* _Data shown_
┄┄┄┄┄┄
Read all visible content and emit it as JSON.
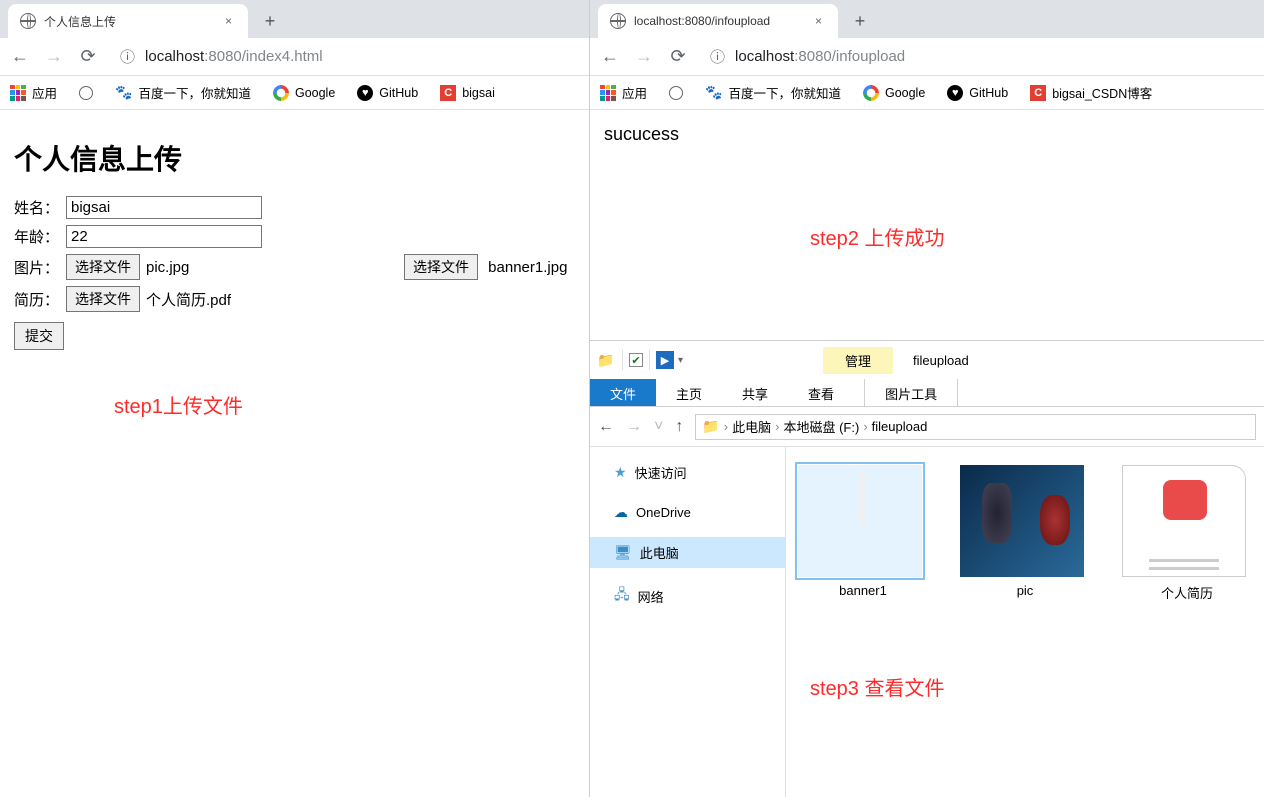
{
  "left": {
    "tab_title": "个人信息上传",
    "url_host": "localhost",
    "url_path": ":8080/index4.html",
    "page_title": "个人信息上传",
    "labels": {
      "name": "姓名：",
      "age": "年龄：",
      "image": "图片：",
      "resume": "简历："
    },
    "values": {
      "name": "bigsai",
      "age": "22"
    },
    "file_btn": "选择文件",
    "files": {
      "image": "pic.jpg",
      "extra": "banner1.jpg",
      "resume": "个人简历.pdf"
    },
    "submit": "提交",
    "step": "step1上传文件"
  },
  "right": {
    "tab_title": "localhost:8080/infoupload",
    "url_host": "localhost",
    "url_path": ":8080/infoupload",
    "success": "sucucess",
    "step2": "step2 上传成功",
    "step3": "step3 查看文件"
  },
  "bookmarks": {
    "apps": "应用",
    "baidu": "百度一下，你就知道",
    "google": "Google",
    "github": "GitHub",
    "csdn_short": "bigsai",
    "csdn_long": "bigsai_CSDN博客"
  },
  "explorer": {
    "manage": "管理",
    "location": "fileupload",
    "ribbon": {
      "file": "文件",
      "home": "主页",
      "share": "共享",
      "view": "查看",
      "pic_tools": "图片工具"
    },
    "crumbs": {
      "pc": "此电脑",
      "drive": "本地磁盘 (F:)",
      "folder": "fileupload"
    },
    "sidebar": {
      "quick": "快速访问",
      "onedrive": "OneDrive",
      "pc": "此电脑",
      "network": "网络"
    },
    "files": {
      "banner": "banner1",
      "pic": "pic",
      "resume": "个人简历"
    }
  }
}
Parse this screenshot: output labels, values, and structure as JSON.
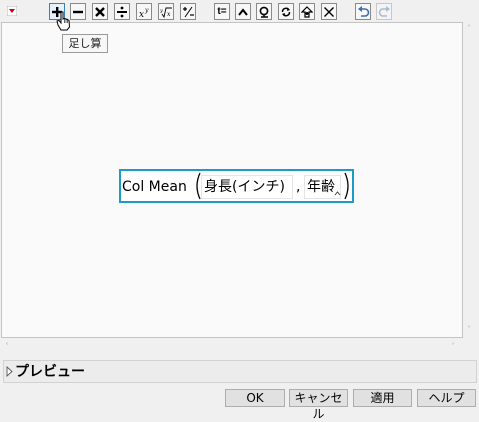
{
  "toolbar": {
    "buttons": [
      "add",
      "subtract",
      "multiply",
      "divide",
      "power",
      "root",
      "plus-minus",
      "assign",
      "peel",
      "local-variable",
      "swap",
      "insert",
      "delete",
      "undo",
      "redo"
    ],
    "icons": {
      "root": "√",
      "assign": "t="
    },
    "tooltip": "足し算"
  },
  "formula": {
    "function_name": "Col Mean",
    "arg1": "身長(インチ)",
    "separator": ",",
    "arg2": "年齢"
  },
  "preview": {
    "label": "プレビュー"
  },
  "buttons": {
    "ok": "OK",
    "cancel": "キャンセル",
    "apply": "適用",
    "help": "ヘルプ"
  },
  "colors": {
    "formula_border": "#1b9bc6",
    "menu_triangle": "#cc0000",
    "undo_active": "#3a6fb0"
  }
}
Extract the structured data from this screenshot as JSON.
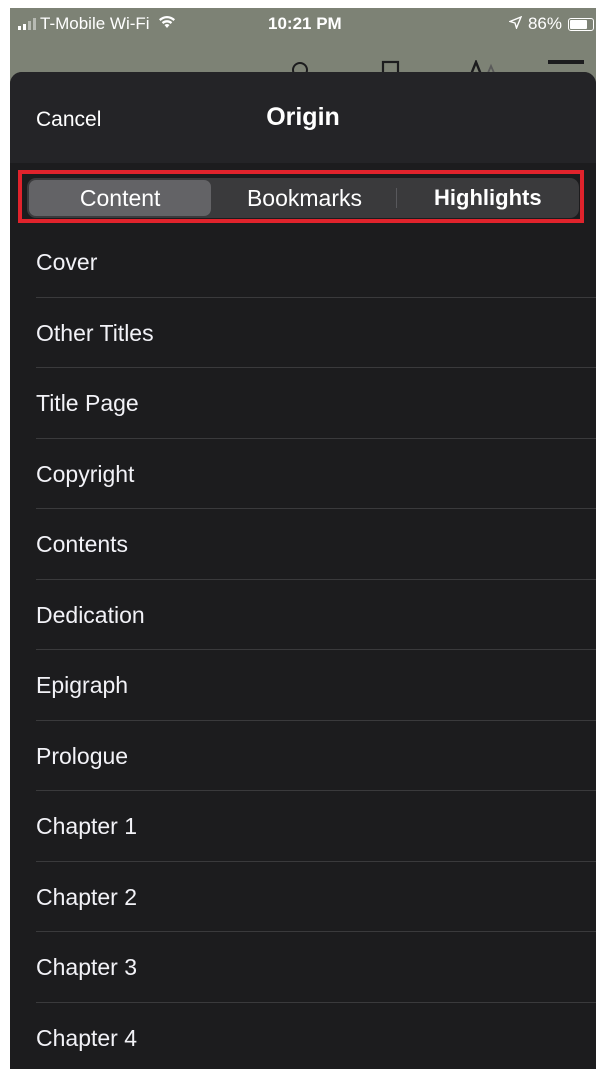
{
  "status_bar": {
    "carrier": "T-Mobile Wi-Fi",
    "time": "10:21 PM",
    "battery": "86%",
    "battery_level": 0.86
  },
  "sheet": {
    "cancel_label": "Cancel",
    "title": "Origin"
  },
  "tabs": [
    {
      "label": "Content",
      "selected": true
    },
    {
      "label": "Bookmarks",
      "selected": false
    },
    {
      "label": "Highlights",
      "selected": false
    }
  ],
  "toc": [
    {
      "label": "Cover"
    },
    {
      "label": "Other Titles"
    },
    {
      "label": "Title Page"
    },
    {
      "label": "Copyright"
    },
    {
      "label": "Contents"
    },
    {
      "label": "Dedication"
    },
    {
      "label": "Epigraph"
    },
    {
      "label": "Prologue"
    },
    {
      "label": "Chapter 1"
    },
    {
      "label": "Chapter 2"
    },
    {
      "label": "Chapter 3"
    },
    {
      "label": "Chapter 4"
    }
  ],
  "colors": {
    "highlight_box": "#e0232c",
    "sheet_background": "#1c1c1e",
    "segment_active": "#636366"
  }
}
┄┄┄┄┄┄
The listing above must be printed again exactly, minus its pictures.

* _Answer to this task_
Read all visible content and emit it as JSON.
{
  "left": {
    "tab_title": "个人信息上传",
    "url_host": "localhost",
    "url_path": ":8080/index4.html",
    "page_title": "个人信息上传",
    "labels": {
      "name": "姓名：",
      "age": "年龄：",
      "image": "图片：",
      "resume": "简历："
    },
    "values": {
      "name": "bigsai",
      "age": "22"
    },
    "file_btn": "选择文件",
    "files": {
      "image": "pic.jpg",
      "extra": "banner1.jpg",
      "resume": "个人简历.pdf"
    },
    "submit": "提交",
    "step": "step1上传文件"
  },
  "right": {
    "tab_title": "localhost:8080/infoupload",
    "url_host": "localhost",
    "url_path": ":8080/infoupload",
    "success": "sucucess",
    "step2": "step2 上传成功",
    "step3": "step3 查看文件"
  },
  "bookmarks": {
    "apps": "应用",
    "baidu": "百度一下，你就知道",
    "google": "Google",
    "github": "GitHub",
    "csdn_short": "bigsai",
    "csdn_long": "bigsai_CSDN博客"
  },
  "explorer": {
    "manage": "管理",
    "location": "fileupload",
    "ribbon": {
      "file": "文件",
      "home": "主页",
      "share": "共享",
      "view": "查看",
      "pic_tools": "图片工具"
    },
    "crumbs": {
      "pc": "此电脑",
      "drive": "本地磁盘 (F:)",
      "folder": "fileupload"
    },
    "sidebar": {
      "quick": "快速访问",
      "onedrive": "OneDrive",
      "pc": "此电脑",
      "network": "网络"
    },
    "files": {
      "banner": "banner1",
      "pic": "pic",
      "resume": "个人简历"
    }
  }
}
Parse this screenshot: output labels, values, and structure as JSON.
{
  "toolbar": {
    "buttons": [
      "add",
      "subtract",
      "multiply",
      "divide",
      "power",
      "root",
      "plus-minus",
      "assign",
      "peel",
      "local-variable",
      "swap",
      "insert",
      "delete",
      "undo",
      "redo"
    ],
    "icons": {
      "root": "√",
      "assign": "t="
    },
    "tooltip": "足し算"
  },
  "formula": {
    "function_name": "Col Mean",
    "arg1": "身長(インチ)",
    "separator": ",",
    "arg2": "年齢"
  },
  "preview": {
    "label": "プレビュー"
  },
  "buttons": {
    "ok": "OK",
    "cancel": "キャンセル",
    "apply": "適用",
    "help": "ヘルプ"
  },
  "colors": {
    "formula_border": "#1b9bc6",
    "menu_triangle": "#cc0000",
    "undo_active": "#3a6fb0"
  }
}
Extract the structured data from this screenshot as JSON.
{
  "status_bar": {
    "carrier": "T-Mobile Wi-Fi",
    "time": "10:21 PM",
    "battery": "86%",
    "battery_level": 0.86
  },
  "sheet": {
    "cancel_label": "Cancel",
    "title": "Origin"
  },
  "tabs": [
    {
      "label": "Content",
      "selected": true
    },
    {
      "label": "Bookmarks",
      "selected": false
    },
    {
      "label": "Highlights",
      "selected": false
    }
  ],
  "toc": [
    {
      "label": "Cover"
    },
    {
      "label": "Other Titles"
    },
    {
      "label": "Title Page"
    },
    {
      "label": "Copyright"
    },
    {
      "label": "Contents"
    },
    {
      "label": "Dedication"
    },
    {
      "label": "Epigraph"
    },
    {
      "label": "Prologue"
    },
    {
      "label": "Chapter 1"
    },
    {
      "label": "Chapter 2"
    },
    {
      "label": "Chapter 3"
    },
    {
      "label": "Chapter 4"
    }
  ],
  "colors": {
    "highlight_box": "#e0232c",
    "sheet_background": "#1c1c1e",
    "segment_active": "#636366"
  }
}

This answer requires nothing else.